■ **Exercise instructions**
Output every line below without omitting or altering anything.
____ Data
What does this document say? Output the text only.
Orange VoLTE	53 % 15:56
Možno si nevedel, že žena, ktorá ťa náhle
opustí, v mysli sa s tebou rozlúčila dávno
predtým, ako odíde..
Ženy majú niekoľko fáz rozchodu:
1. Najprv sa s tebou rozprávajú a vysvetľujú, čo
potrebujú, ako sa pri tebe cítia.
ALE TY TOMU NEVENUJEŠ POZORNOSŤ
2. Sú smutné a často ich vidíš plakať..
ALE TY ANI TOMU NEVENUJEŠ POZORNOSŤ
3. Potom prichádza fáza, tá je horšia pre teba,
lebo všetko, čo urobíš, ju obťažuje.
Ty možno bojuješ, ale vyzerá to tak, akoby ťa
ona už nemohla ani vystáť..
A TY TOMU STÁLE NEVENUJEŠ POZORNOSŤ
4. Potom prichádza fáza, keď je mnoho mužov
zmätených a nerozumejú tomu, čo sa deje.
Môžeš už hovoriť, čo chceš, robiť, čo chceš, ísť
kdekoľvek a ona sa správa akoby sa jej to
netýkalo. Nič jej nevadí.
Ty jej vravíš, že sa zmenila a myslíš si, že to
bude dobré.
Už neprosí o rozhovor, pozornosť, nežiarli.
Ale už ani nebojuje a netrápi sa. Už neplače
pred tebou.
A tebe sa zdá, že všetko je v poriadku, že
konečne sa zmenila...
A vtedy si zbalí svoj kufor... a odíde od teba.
________
■ **Task result**
What does this document say? Output the text only.
Orange VoLTE	53 % 15:56
Možno si nevedel, že žena, ktorá ťa náhle
opustí, v mysli sa s tebou rozlúčila dávno
predtým, ako odíde..
Ženy majú niekoľko fáz rozchodu:
1. Najprv sa s tebou rozprávajú a vysvetľujú, čo
potrebujú, ako sa pri tebe cítia.
ALE TY TOMU NEVENUJEŠ POZORNOSŤ
2. Sú smutné a často ich vidíš plakať..
ALE TY ANI TOMU NEVENUJEŠ POZORNOSŤ
3. Potom prichádza fáza, tá je horšia pre teba,
lebo všetko, čo urobíš, ju obťažuje.
Ty možno bojuješ, ale vyzerá to tak, akoby ťa
ona už nemohla ani vystáť..
A TY TOMU STÁLE NEVENUJEŠ POZORNOSŤ
4. Potom prichádza fáza, keď je mnoho mužov
zmätených a nerozumejú tomu, čo sa deje.
Môžeš už hovoriť, čo chceš, robiť, čo chceš, ísť
kdekoľvek a ona sa správa akoby sa jej to
netýkalo. Nič jej nevadí.
Ty jej vravíš, že sa zmenila a myslíš si, že to
bude dobré.
Už neprosí o rozhovor, pozornosť, nežiarli.
Ale už ani nebojuje a netrápi sa. Už neplače
pred tebou.
A tebe sa zdá, že všetko je v poriadku, že
konečne sa zmenila...
A vtedy si zbalí svoj kufor... a odíde od teba.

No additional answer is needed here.